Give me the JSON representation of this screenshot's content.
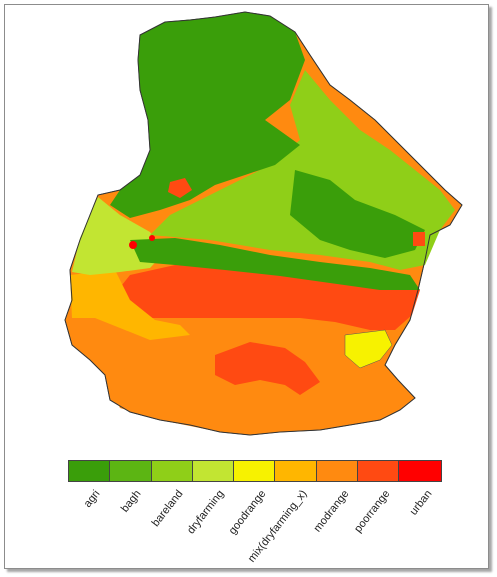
{
  "legend": {
    "classes": [
      {
        "label": "agri",
        "color": "#3a9e0a"
      },
      {
        "label": "bagh",
        "color": "#5cb513"
      },
      {
        "label": "bareland",
        "color": "#8fcf18"
      },
      {
        "label": "dryfarming",
        "color": "#c2e532"
      },
      {
        "label": "goodrange",
        "color": "#f7f200"
      },
      {
        "label": "mix(dryfarming_x)",
        "color": "#ffb600"
      },
      {
        "label": "modrange",
        "color": "#ff8a10"
      },
      {
        "label": "poorrange",
        "color": "#ff4a12"
      },
      {
        "label": "urban",
        "color": "#ff0000"
      }
    ]
  }
}
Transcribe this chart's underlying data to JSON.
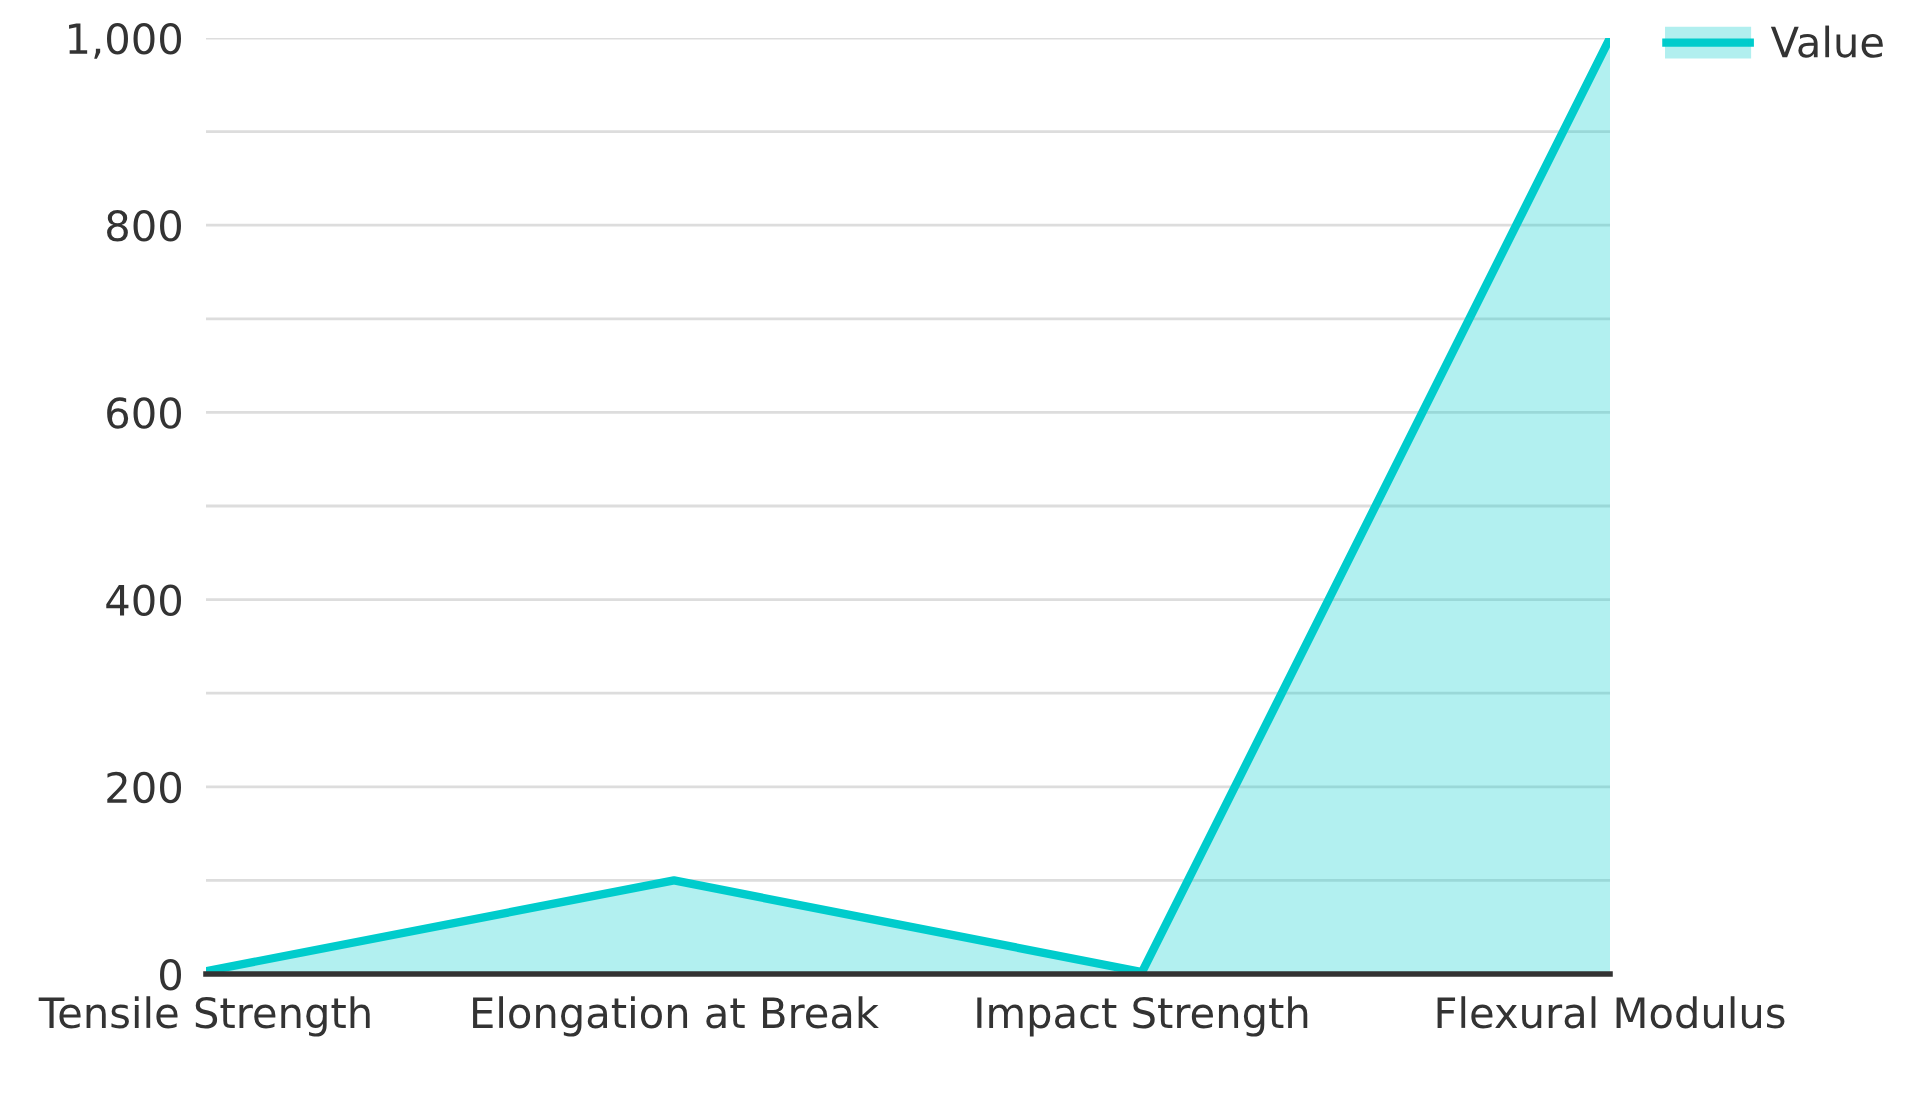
{
  "chart_data": {
    "type": "area",
    "categories": [
      "Tensile Strength",
      "Elongation at Break",
      "Impact Strength",
      "Flexural Modulus"
    ],
    "series": [
      {
        "name": "Value",
        "color": "#00cccc",
        "values": [
          3,
          100,
          2,
          1000
        ]
      }
    ],
    "ylim": [
      0,
      1000
    ],
    "yticks": [
      0,
      {
        "value": 100,
        "label": null
      },
      200,
      {
        "value": 300,
        "label": null
      },
      400,
      {
        "value": 500,
        "label": null
      },
      600,
      {
        "value": 700,
        "label": null
      },
      800,
      {
        "value": 900,
        "label": null
      },
      {
        "value": 1000,
        "label": "1,000"
      }
    ],
    "grid": "y",
    "legend": "top right"
  }
}
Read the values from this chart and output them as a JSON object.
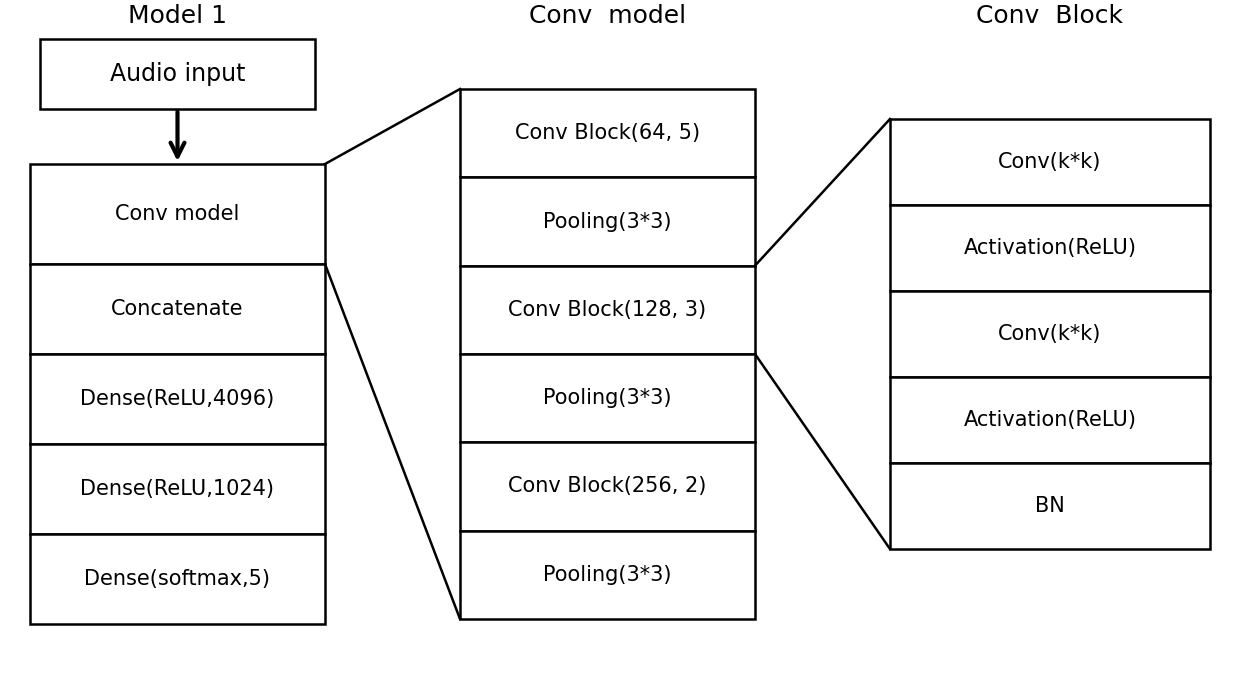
{
  "background_color": "#ffffff",
  "model1_label": "Model 1",
  "audio_input_label": "Audio input",
  "conv_model_title": "Conv  model",
  "conv_block_title": "Conv  Block",
  "model1_layers": [
    "Conv model",
    "Concatenate",
    "Dense(ReLU,4096)",
    "Dense(ReLU,1024)",
    "Dense(softmax,5)"
  ],
  "conv_model_layers": [
    "Conv Block(64, 5)",
    "Pooling(3*3)",
    "Conv Block(128, 3)",
    "Pooling(3*3)",
    "Conv Block(256, 2)",
    "Pooling(3*3)"
  ],
  "conv_block_layers": [
    "Conv(k*k)",
    "Activation(ReLU)",
    "Conv(k*k)",
    "Activation(ReLU)",
    "BN"
  ],
  "font_size_title": 18,
  "font_size_audio": 17,
  "font_size_layer": 15,
  "box_color": "#ffffff",
  "edge_color": "#000000",
  "text_color": "#000000"
}
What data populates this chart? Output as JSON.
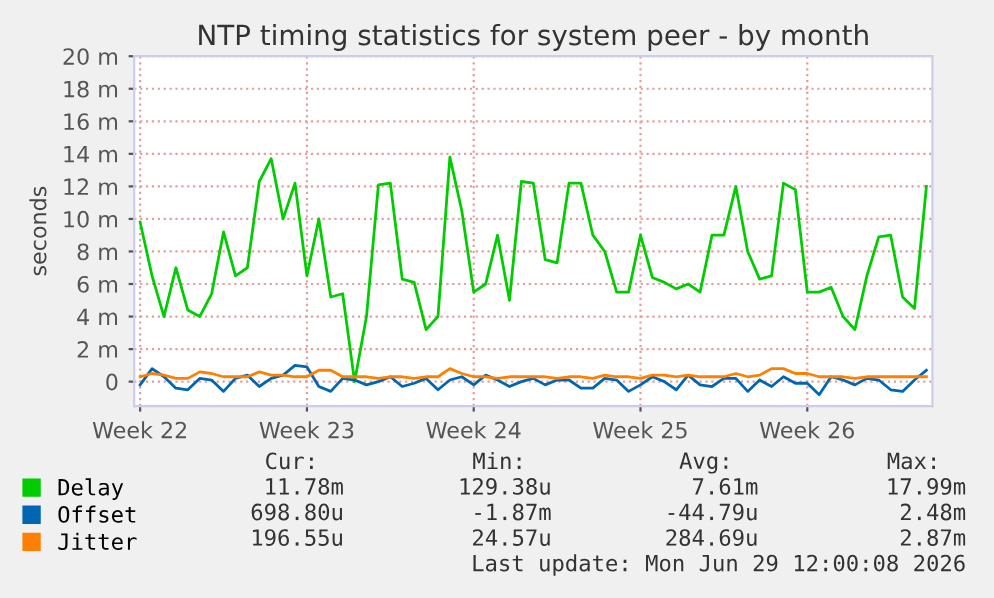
{
  "chart_data": {
    "type": "line",
    "title": "NTP timing statistics for system peer - by month",
    "ylabel": "seconds",
    "categories": [
      "Week 22",
      null,
      null,
      null,
      null,
      null,
      null,
      null,
      null,
      null,
      null,
      null,
      null,
      null,
      "Week 23",
      null,
      null,
      null,
      null,
      null,
      null,
      null,
      null,
      null,
      null,
      null,
      null,
      null,
      "Week 24",
      null,
      null,
      null,
      null,
      null,
      null,
      null,
      null,
      null,
      null,
      null,
      null,
      null,
      "Week 25",
      null,
      null,
      null,
      null,
      null,
      null,
      null,
      null,
      null,
      null,
      null,
      null,
      null,
      "Week 26",
      null,
      null,
      null,
      null,
      null,
      null,
      null,
      null,
      null,
      null
    ],
    "ylim": [
      -1.5,
      20
    ],
    "yticks": [
      {
        "value": 0,
        "label": "0"
      },
      {
        "value": 2,
        "label": "2 m"
      },
      {
        "value": 4,
        "label": "4 m"
      },
      {
        "value": 6,
        "label": "6 m"
      },
      {
        "value": 8,
        "label": "8 m"
      },
      {
        "value": 10,
        "label": "10 m"
      },
      {
        "value": 12,
        "label": "12 m"
      },
      {
        "value": 14,
        "label": "14 m"
      },
      {
        "value": 16,
        "label": "16 m"
      },
      {
        "value": 18,
        "label": "18 m"
      },
      {
        "value": 20,
        "label": "20 m"
      }
    ],
    "grid": true,
    "legend": "bottom left",
    "series": [
      {
        "name": "Delay",
        "color": "#00cc00",
        "values": [
          9.8,
          6.5,
          4,
          7,
          4.4,
          4,
          5.4,
          9.2,
          6.5,
          7,
          12.3,
          13.7,
          10,
          12.2,
          6.5,
          10,
          5.2,
          5.4,
          0,
          4,
          12.1,
          12.2,
          6.3,
          6.1,
          3.2,
          4,
          13.8,
          10.5,
          5.5,
          6,
          9,
          5,
          12.3,
          12.2,
          7.5,
          7.3,
          12.2,
          12.2,
          9,
          8,
          5.5,
          5.5,
          9,
          6.4,
          6.1,
          5.7,
          6,
          5.5,
          9,
          9,
          12,
          8,
          6.3,
          6.5,
          12.2,
          11.8,
          5.5,
          5.5,
          5.8,
          4,
          3.2,
          6.5,
          8.9,
          9,
          5.2,
          4.5,
          12
        ]
      },
      {
        "name": "Offset",
        "color": "#0066b3",
        "values": [
          -0.2,
          0.8,
          0.3,
          -0.4,
          -0.5,
          0.2,
          0.1,
          -0.6,
          0.2,
          0.4,
          -0.3,
          0.2,
          0.4,
          1.0,
          0.9,
          -0.3,
          -0.6,
          0.2,
          0.1,
          -0.2,
          0.0,
          0.3,
          -0.3,
          -0.1,
          0.2,
          -0.5,
          0.1,
          0.3,
          -0.2,
          0.4,
          0.1,
          -0.3,
          0.0,
          0.2,
          -0.2,
          0.1,
          0.1,
          -0.4,
          -0.4,
          0.2,
          0.1,
          -0.6,
          -0.2,
          0.3,
          0.0,
          -0.5,
          0.4,
          -0.2,
          -0.3,
          0.2,
          0.2,
          -0.6,
          0.1,
          -0.3,
          0.3,
          -0.1,
          -0.1,
          -0.8,
          0.3,
          0.1,
          -0.2,
          0.2,
          0.1,
          -0.5,
          -0.6,
          0.1,
          0.7
        ]
      },
      {
        "name": "Jitter",
        "color": "#ff8000",
        "values": [
          0.3,
          0.5,
          0.4,
          0.2,
          0.2,
          0.6,
          0.5,
          0.3,
          0.3,
          0.3,
          0.6,
          0.4,
          0.4,
          0.3,
          0.3,
          0.7,
          0.7,
          0.3,
          0.3,
          0.3,
          0.2,
          0.3,
          0.3,
          0.2,
          0.3,
          0.3,
          0.8,
          0.5,
          0.3,
          0.3,
          0.2,
          0.3,
          0.3,
          0.3,
          0.3,
          0.2,
          0.3,
          0.3,
          0.2,
          0.4,
          0.3,
          0.3,
          0.2,
          0.4,
          0.4,
          0.3,
          0.4,
          0.3,
          0.3,
          0.3,
          0.5,
          0.3,
          0.4,
          0.8,
          0.8,
          0.5,
          0.5,
          0.3,
          0.3,
          0.3,
          0.2,
          0.3,
          0.3,
          0.3,
          0.3,
          0.3,
          0.3
        ]
      }
    ],
    "annotations": [
      "Cur:",
      "Min:",
      "Avg:",
      "Max:",
      "11.78m",
      "129.38u",
      "7.61m",
      "17.99m",
      "698.80u",
      "-1.87m",
      "-44.79u",
      "2.48m",
      "196.55u",
      "24.57u",
      "284.69u",
      "2.87m",
      "Last update: Mon Jun 29 12:00:08 2026"
    ]
  }
}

◆ ◆ ◆ ◆ ◆

* DESCRIPTION OF THE TASK: Without the pictures, restate all of the entries above verbatim.

* FINISHED ANSWER:
Give me the JSON representation of this screenshot's content.
{
  "legend": {
    "classes": [
      {
        "label": "agri",
        "color": "#3a9e0a"
      },
      {
        "label": "bagh",
        "color": "#5cb513"
      },
      {
        "label": "bareland",
        "color": "#8fcf18"
      },
      {
        "label": "dryfarming",
        "color": "#c2e532"
      },
      {
        "label": "goodrange",
        "color": "#f7f200"
      },
      {
        "label": "mix(dryfarming_x)",
        "color": "#ffb600"
      },
      {
        "label": "modrange",
        "color": "#ff8a10"
      },
      {
        "label": "poorrange",
        "color": "#ff4a12"
      },
      {
        "label": "urban",
        "color": "#ff0000"
      }
    ]
  }
}
Transcribe this chart's underlying data to JSON.
{
  "chart_data": {
    "type": "area",
    "categories": [
      "Tensile Strength",
      "Elongation at Break",
      "Impact Strength",
      "Flexural Modulus"
    ],
    "series": [
      {
        "name": "Value",
        "color": "#00cccc",
        "values": [
          3,
          100,
          2,
          1000
        ]
      }
    ],
    "ylim": [
      0,
      1000
    ],
    "yticks": [
      0,
      {
        "value": 100,
        "label": null
      },
      200,
      {
        "value": 300,
        "label": null
      },
      400,
      {
        "value": 500,
        "label": null
      },
      600,
      {
        "value": 700,
        "label": null
      },
      800,
      {
        "value": 900,
        "label": null
      },
      {
        "value": 1000,
        "label": "1,000"
      }
    ],
    "grid": "y",
    "legend": "top right"
  }
}
Read the values from this chart and output them as a JSON object.
{
  "background_color": "#ffffff",
  "model1_label": "Model 1",
  "audio_input_label": "Audio input",
  "conv_model_title": "Conv  model",
  "conv_block_title": "Conv  Block",
  "model1_layers": [
    "Conv model",
    "Concatenate",
    "Dense(ReLU,4096)",
    "Dense(ReLU,1024)",
    "Dense(softmax,5)"
  ],
  "conv_model_layers": [
    "Conv Block(64, 5)",
    "Pooling(3*3)",
    "Conv Block(128, 3)",
    "Pooling(3*3)",
    "Conv Block(256, 2)",
    "Pooling(3*3)"
  ],
  "conv_block_layers": [
    "Conv(k*k)",
    "Activation(ReLU)",
    "Conv(k*k)",
    "Activation(ReLU)",
    "BN"
  ],
  "font_size_title": 18,
  "font_size_audio": 17,
  "font_size_layer": 15,
  "box_color": "#ffffff",
  "edge_color": "#000000",
  "text_color": "#000000"
}
What data populates this chart? Output as JSON.
{
  "chart_data": {
    "type": "line",
    "title": "NTP timing statistics for system peer - by month",
    "ylabel": "seconds",
    "categories": [
      "Week 22",
      null,
      null,
      null,
      null,
      null,
      null,
      null,
      null,
      null,
      null,
      null,
      null,
      null,
      "Week 23",
      null,
      null,
      null,
      null,
      null,
      null,
      null,
      null,
      null,
      null,
      null,
      null,
      null,
      "Week 24",
      null,
      null,
      null,
      null,
      null,
      null,
      null,
      null,
      null,
      null,
      null,
      null,
      null,
      "Week 25",
      null,
      null,
      null,
      null,
      null,
      null,
      null,
      null,
      null,
      null,
      null,
      null,
      null,
      "Week 26",
      null,
      null,
      null,
      null,
      null,
      null,
      null,
      null,
      null,
      null
    ],
    "ylim": [
      -1.5,
      20
    ],
    "yticks": [
      {
        "value": 0,
        "label": "0"
      },
      {
        "value": 2,
        "label": "2 m"
      },
      {
        "value": 4,
        "label": "4 m"
      },
      {
        "value": 6,
        "label": "6 m"
      },
      {
        "value": 8,
        "label": "8 m"
      },
      {
        "value": 10,
        "label": "10 m"
      },
      {
        "value": 12,
        "label": "12 m"
      },
      {
        "value": 14,
        "label": "14 m"
      },
      {
        "value": 16,
        "label": "16 m"
      },
      {
        "value": 18,
        "label": "18 m"
      },
      {
        "value": 20,
        "label": "20 m"
      }
    ],
    "grid": true,
    "legend": "bottom left",
    "series": [
      {
        "name": "Delay",
        "color": "#00cc00",
        "values": [
          9.8,
          6.5,
          4,
          7,
          4.4,
          4,
          5.4,
          9.2,
          6.5,
          7,
          12.3,
          13.7,
          10,
          12.2,
          6.5,
          10,
          5.2,
          5.4,
          0,
          4,
          12.1,
          12.2,
          6.3,
          6.1,
          3.2,
          4,
          13.8,
          10.5,
          5.5,
          6,
          9,
          5,
          12.3,
          12.2,
          7.5,
          7.3,
          12.2,
          12.2,
          9,
          8,
          5.5,
          5.5,
          9,
          6.4,
          6.1,
          5.7,
          6,
          5.5,
          9,
          9,
          12,
          8,
          6.3,
          6.5,
          12.2,
          11.8,
          5.5,
          5.5,
          5.8,
          4,
          3.2,
          6.5,
          8.9,
          9,
          5.2,
          4.5,
          12
        ]
      },
      {
        "name": "Offset",
        "color": "#0066b3",
        "values": [
          -0.2,
          0.8,
          0.3,
          -0.4,
          -0.5,
          0.2,
          0.1,
          -0.6,
          0.2,
          0.4,
          -0.3,
          0.2,
          0.4,
          1.0,
          0.9,
          -0.3,
          -0.6,
          0.2,
          0.1,
          -0.2,
          0.0,
          0.3,
          -0.3,
          -0.1,
          0.2,
          -0.5,
          0.1,
          0.3,
          -0.2,
          0.4,
          0.1,
          -0.3,
          0.0,
          0.2,
          -0.2,
          0.1,
          0.1,
          -0.4,
          -0.4,
          0.2,
          0.1,
          -0.6,
          -0.2,
          0.3,
          0.0,
          -0.5,
          0.4,
          -0.2,
          -0.3,
          0.2,
          0.2,
          -0.6,
          0.1,
          -0.3,
          0.3,
          -0.1,
          -0.1,
          -0.8,
          0.3,
          0.1,
          -0.2,
          0.2,
          0.1,
          -0.5,
          -0.6,
          0.1,
          0.7
        ]
      },
      {
        "name": "Jitter",
        "color": "#ff8000",
        "values": [
          0.3,
          0.5,
          0.4,
          0.2,
          0.2,
          0.6,
          0.5,
          0.3,
          0.3,
          0.3,
          0.6,
          0.4,
          0.4,
          0.3,
          0.3,
          0.7,
          0.7,
          0.3,
          0.3,
          0.3,
          0.2,
          0.3,
          0.3,
          0.2,
          0.3,
          0.3,
          0.8,
          0.5,
          0.3,
          0.3,
          0.2,
          0.3,
          0.3,
          0.3,
          0.3,
          0.2,
          0.3,
          0.3,
          0.2,
          0.4,
          0.3,
          0.3,
          0.2,
          0.4,
          0.4,
          0.3,
          0.4,
          0.3,
          0.3,
          0.3,
          0.5,
          0.3,
          0.4,
          0.8,
          0.8,
          0.5,
          0.5,
          0.3,
          0.3,
          0.3,
          0.2,
          0.3,
          0.3,
          0.3,
          0.3,
          0.3,
          0.3
        ]
      }
    ],
    "annotations": [
      "Cur:",
      "Min:",
      "Avg:",
      "Max:",
      "11.78m",
      "129.38u",
      "7.61m",
      "17.99m",
      "698.80u",
      "-1.87m",
      "-44.79u",
      "2.48m",
      "196.55u",
      "24.57u",
      "284.69u",
      "2.87m",
      "Last update: Mon Jun 29 12:00:08 2026"
    ]
  }
}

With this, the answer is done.